◆ **The request**:
Reproduce the listing below exactly, minus its pictures.

◆ **Exercise data**:
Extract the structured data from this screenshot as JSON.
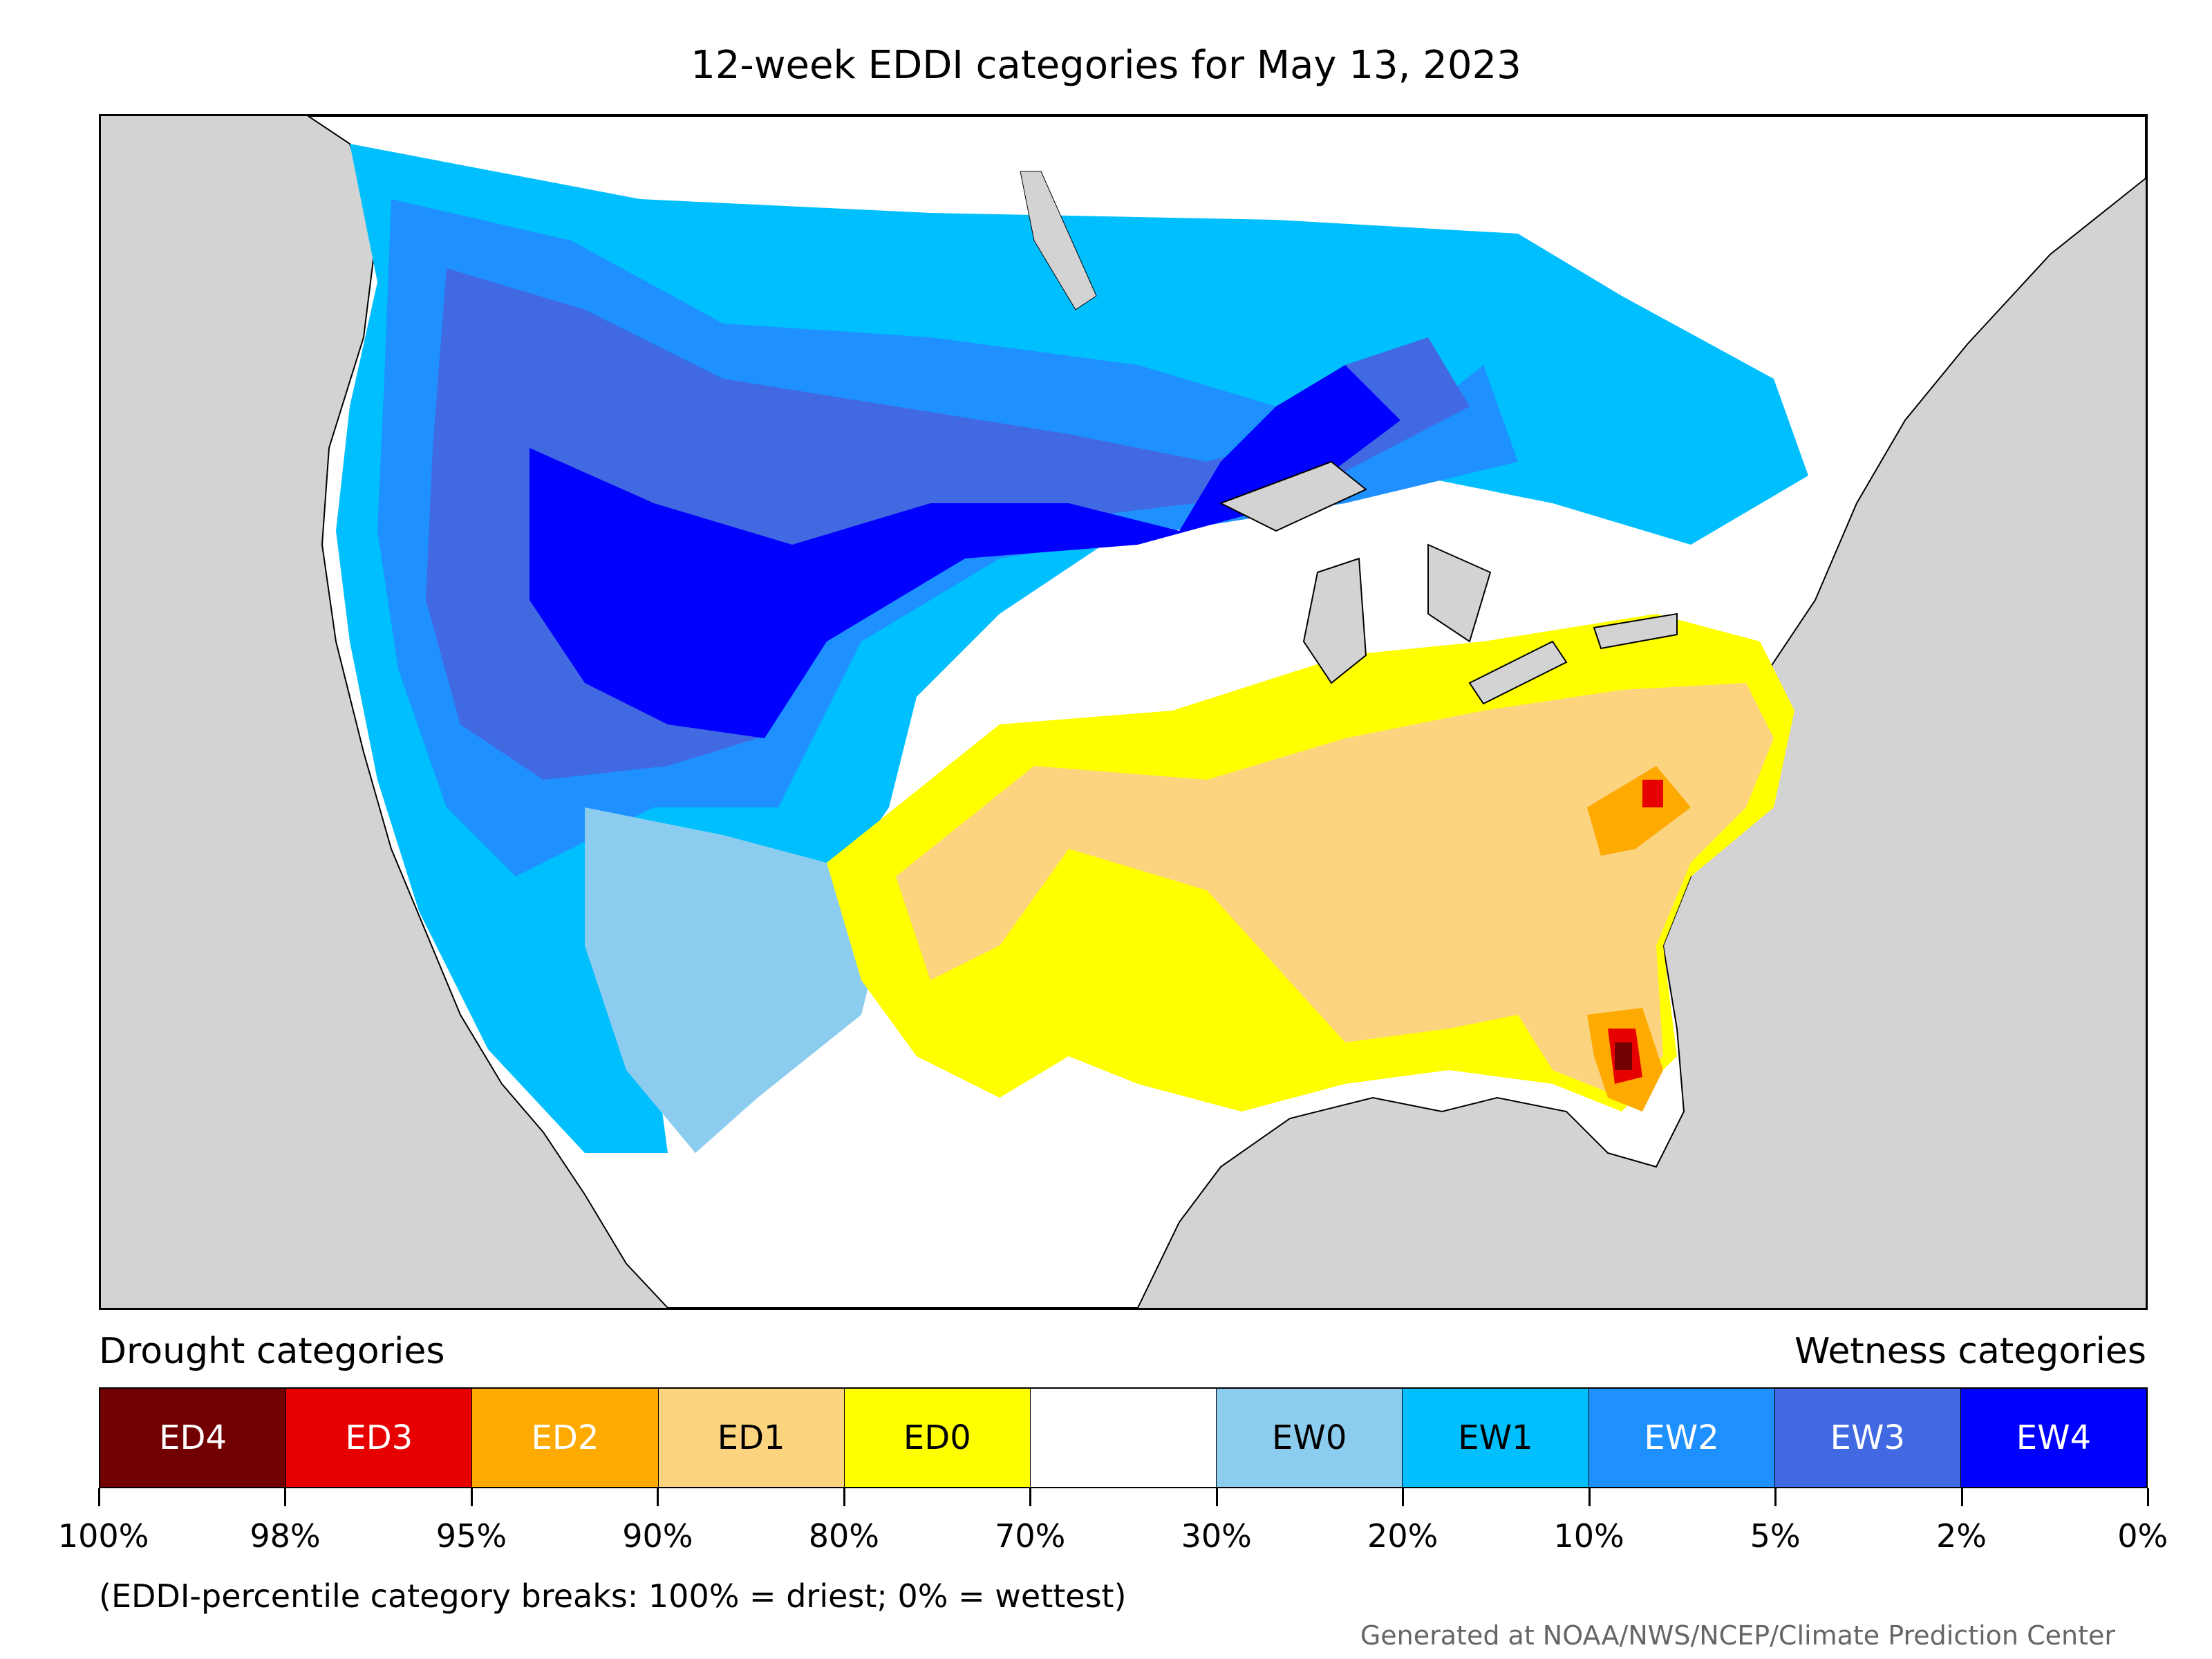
{
  "title": "12-week EDDI categories for May 13, 2023",
  "map": {
    "region": "Contiguous United States and surrounding North America",
    "colors": {
      "ocean_outside": "#d3d3d3",
      "no_category": "#ffffff",
      "ED4": "#730000",
      "ED3": "#e60000",
      "ED2": "#ffaa00",
      "ED1": "#fcd37f",
      "ED0": "#ffff00",
      "EW0": "#8ccdef",
      "EW1": "#00bfff",
      "EW2": "#1e90ff",
      "EW3": "#4169e1",
      "EW4": "#0000ff"
    }
  },
  "legend": {
    "drought_label": "Drought categories",
    "wetness_label": "Wetness categories",
    "categories": [
      {
        "label": "ED4",
        "color": "#730000",
        "text_color": "#ffffff"
      },
      {
        "label": "ED3",
        "color": "#e60000",
        "text_color": "#ffffff"
      },
      {
        "label": "ED2",
        "color": "#ffaa00",
        "text_color": "#ffffff"
      },
      {
        "label": "ED1",
        "color": "#fcd37f",
        "text_color": "#000000"
      },
      {
        "label": "ED0",
        "color": "#ffff00",
        "text_color": "#000000"
      },
      {
        "label": "",
        "color": "#ffffff",
        "text_color": "#000000"
      },
      {
        "label": "EW0",
        "color": "#8ccdef",
        "text_color": "#000000"
      },
      {
        "label": "EW1",
        "color": "#00bfff",
        "text_color": "#000000"
      },
      {
        "label": "EW2",
        "color": "#1e90ff",
        "text_color": "#ffffff"
      },
      {
        "label": "EW3",
        "color": "#4169e1",
        "text_color": "#ffffff"
      },
      {
        "label": "EW4",
        "color": "#0000ff",
        "text_color": "#ffffff"
      }
    ],
    "tick_labels": [
      "100%",
      "98%",
      "95%",
      "90%",
      "80%",
      "70%",
      "30%",
      "20%",
      "10%",
      "5%",
      "2%",
      "0%"
    ]
  },
  "note": "(EDDI-percentile category breaks: 100% = driest; 0% = wettest)",
  "credit": "Generated at NOAA/NWS/NCEP/Climate Prediction Center"
}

◆ **Solution below**:
Extract the structured data from this screenshot as JSON.
{
  "title": "12-week EDDI categories for May 13, 2023",
  "map": {
    "region": "Contiguous United States and surrounding North America",
    "colors": {
      "ocean_outside": "#d3d3d3",
      "no_category": "#ffffff",
      "ED4": "#730000",
      "ED3": "#e60000",
      "ED2": "#ffaa00",
      "ED1": "#fcd37f",
      "ED0": "#ffff00",
      "EW0": "#8ccdef",
      "EW1": "#00bfff",
      "EW2": "#1e90ff",
      "EW3": "#4169e1",
      "EW4": "#0000ff"
    }
  },
  "legend": {
    "drought_label": "Drought categories",
    "wetness_label": "Wetness categories",
    "categories": [
      {
        "label": "ED4",
        "color": "#730000",
        "text_color": "#ffffff"
      },
      {
        "label": "ED3",
        "color": "#e60000",
        "text_color": "#ffffff"
      },
      {
        "label": "ED2",
        "color": "#ffaa00",
        "text_color": "#ffffff"
      },
      {
        "label": "ED1",
        "color": "#fcd37f",
        "text_color": "#000000"
      },
      {
        "label": "ED0",
        "color": "#ffff00",
        "text_color": "#000000"
      },
      {
        "label": "",
        "color": "#ffffff",
        "text_color": "#000000"
      },
      {
        "label": "EW0",
        "color": "#8ccdef",
        "text_color": "#000000"
      },
      {
        "label": "EW1",
        "color": "#00bfff",
        "text_color": "#000000"
      },
      {
        "label": "EW2",
        "color": "#1e90ff",
        "text_color": "#ffffff"
      },
      {
        "label": "EW3",
        "color": "#4169e1",
        "text_color": "#ffffff"
      },
      {
        "label": "EW4",
        "color": "#0000ff",
        "text_color": "#ffffff"
      }
    ],
    "tick_labels": [
      "100%",
      "98%",
      "95%",
      "90%",
      "80%",
      "70%",
      "30%",
      "20%",
      "10%",
      "5%",
      "2%",
      "0%"
    ]
  },
  "note": "(EDDI-percentile category breaks: 100% = driest; 0% = wettest)",
  "credit": "Generated at NOAA/NWS/NCEP/Climate Prediction Center"
}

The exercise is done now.